## GIVEN INSTRUCTION
Repeat exactly the lines from the line containing "What does this" through the last line of the records below, inclusive, and nothing else.

## SUPPLIED MATERIAL

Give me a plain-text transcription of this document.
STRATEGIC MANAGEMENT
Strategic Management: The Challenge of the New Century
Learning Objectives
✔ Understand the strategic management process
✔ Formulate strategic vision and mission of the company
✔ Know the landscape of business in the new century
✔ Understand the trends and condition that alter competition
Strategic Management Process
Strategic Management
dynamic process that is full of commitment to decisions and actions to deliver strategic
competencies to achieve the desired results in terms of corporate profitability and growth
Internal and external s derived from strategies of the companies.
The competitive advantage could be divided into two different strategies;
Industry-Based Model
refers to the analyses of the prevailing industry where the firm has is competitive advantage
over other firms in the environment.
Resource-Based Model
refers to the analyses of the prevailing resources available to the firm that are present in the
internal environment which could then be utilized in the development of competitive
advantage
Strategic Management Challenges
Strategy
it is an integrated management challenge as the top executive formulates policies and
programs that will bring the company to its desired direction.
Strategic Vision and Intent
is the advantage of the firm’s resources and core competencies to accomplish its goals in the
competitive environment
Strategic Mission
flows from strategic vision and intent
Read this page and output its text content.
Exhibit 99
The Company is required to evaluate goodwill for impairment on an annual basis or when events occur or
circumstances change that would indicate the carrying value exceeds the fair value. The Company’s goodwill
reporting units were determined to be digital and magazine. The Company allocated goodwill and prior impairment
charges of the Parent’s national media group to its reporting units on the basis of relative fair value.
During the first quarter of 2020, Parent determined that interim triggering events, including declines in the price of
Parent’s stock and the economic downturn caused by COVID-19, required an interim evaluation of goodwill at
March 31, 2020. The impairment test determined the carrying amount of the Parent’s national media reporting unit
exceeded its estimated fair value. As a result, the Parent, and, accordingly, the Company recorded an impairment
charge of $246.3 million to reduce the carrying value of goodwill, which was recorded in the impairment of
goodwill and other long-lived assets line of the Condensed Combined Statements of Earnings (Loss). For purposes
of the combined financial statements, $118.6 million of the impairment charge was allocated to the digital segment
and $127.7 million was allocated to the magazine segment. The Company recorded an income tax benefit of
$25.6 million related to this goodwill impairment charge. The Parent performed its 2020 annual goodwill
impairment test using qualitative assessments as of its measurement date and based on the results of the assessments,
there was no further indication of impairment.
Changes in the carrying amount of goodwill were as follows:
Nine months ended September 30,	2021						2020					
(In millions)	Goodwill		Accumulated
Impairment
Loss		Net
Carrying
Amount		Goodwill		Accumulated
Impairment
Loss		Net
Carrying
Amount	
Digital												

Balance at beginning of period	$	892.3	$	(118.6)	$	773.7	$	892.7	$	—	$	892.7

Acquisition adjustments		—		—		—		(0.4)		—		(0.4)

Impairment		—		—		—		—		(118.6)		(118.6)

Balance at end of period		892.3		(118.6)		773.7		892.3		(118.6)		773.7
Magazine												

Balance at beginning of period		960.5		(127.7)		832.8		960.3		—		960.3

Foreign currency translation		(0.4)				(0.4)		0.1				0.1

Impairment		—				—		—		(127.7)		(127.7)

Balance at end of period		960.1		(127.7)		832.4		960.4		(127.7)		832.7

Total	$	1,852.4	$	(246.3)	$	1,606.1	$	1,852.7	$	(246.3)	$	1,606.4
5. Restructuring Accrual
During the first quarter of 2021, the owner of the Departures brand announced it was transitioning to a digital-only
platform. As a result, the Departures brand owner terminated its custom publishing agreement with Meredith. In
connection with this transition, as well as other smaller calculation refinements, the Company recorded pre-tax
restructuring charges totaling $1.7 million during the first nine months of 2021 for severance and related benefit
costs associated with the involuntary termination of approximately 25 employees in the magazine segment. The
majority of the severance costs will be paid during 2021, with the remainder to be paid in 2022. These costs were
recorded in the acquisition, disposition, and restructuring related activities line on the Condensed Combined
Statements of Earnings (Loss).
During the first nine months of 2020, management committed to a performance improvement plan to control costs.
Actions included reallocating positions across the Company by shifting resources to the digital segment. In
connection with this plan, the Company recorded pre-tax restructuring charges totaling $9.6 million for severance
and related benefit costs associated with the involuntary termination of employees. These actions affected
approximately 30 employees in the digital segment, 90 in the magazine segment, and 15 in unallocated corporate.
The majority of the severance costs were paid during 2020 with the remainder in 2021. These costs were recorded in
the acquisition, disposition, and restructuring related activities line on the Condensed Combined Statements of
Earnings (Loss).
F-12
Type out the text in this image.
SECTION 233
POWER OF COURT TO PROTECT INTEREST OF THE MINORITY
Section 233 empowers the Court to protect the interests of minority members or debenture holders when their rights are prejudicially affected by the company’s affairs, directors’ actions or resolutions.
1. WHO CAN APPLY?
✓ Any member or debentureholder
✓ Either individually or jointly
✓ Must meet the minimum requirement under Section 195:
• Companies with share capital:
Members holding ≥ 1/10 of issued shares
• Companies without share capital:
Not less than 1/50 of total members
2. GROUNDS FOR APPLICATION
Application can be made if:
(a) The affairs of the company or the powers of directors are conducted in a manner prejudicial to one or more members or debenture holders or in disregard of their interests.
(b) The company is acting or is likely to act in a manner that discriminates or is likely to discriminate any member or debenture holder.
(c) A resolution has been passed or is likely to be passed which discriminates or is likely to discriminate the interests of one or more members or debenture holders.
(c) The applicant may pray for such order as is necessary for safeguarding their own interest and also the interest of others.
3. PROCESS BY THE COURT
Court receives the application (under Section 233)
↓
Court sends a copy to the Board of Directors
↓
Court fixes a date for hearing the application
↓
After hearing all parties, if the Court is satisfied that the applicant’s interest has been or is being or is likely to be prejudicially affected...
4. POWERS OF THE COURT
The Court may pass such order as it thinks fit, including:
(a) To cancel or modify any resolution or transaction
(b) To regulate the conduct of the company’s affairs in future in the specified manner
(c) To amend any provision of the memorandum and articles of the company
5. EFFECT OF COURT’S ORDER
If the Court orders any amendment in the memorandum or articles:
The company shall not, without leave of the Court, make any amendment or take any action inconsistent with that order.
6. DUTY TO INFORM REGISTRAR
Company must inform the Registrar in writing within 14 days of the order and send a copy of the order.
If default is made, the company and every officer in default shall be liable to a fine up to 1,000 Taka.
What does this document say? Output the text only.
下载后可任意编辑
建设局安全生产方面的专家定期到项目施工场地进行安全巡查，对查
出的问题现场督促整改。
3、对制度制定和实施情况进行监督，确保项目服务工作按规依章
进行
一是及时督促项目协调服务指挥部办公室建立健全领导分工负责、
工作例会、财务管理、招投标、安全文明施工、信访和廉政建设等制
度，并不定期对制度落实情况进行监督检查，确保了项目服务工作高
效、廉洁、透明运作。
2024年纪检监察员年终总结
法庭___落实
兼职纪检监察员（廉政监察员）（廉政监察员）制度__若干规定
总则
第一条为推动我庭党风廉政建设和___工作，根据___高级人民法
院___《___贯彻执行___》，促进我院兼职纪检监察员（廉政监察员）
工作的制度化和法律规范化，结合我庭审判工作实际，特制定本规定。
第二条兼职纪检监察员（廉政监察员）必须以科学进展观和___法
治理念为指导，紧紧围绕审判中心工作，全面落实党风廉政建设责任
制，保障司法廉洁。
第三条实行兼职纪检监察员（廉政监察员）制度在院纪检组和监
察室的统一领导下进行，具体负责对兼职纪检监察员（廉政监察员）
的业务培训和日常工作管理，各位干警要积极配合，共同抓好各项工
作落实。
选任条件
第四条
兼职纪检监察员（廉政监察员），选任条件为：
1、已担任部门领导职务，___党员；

## WORKED ANSWER
What does this document say? Output the text only.
下载后可任意编辑
建设局安全生产方面的专家定期到项目施工场地进行安全巡查，对查
出的问题现场督促整改。
3、对制度制定和实施情况进行监督，确保项目服务工作按规依章
进行
一是及时督促项目协调服务指挥部办公室建立健全领导分工负责、
工作例会、财务管理、招投标、安全文明施工、信访和廉政建设等制
度，并不定期对制度落实情况进行监督检查，确保了项目服务工作高
效、廉洁、透明运作。
2024年纪检监察员年终总结
法庭___落实
兼职纪检监察员（廉政监察员）（廉政监察员）制度__若干规定
总则
第一条为推动我庭党风廉政建设和___工作，根据___高级人民法
院___《___贯彻执行___》，促进我院兼职纪检监察员（廉政监察员）
工作的制度化和法律规范化，结合我庭审判工作实际，特制定本规定。
第二条兼职纪检监察员（廉政监察员）必须以科学进展观和___法
治理念为指导，紧紧围绕审判中心工作，全面落实党风廉政建设责任
制，保障司法廉洁。
第三条实行兼职纪检监察员（廉政监察员）制度在院纪检组和监
察室的统一领导下进行，具体负责对兼职纪检监察员（廉政监察员）
的业务培训和日常工作管理，各位干警要积极配合，共同抓好各项工
作落实。
选任条件
第四条
兼职纪检监察员（廉政监察员），选任条件为：
1、已担任部门领导职务，___党员；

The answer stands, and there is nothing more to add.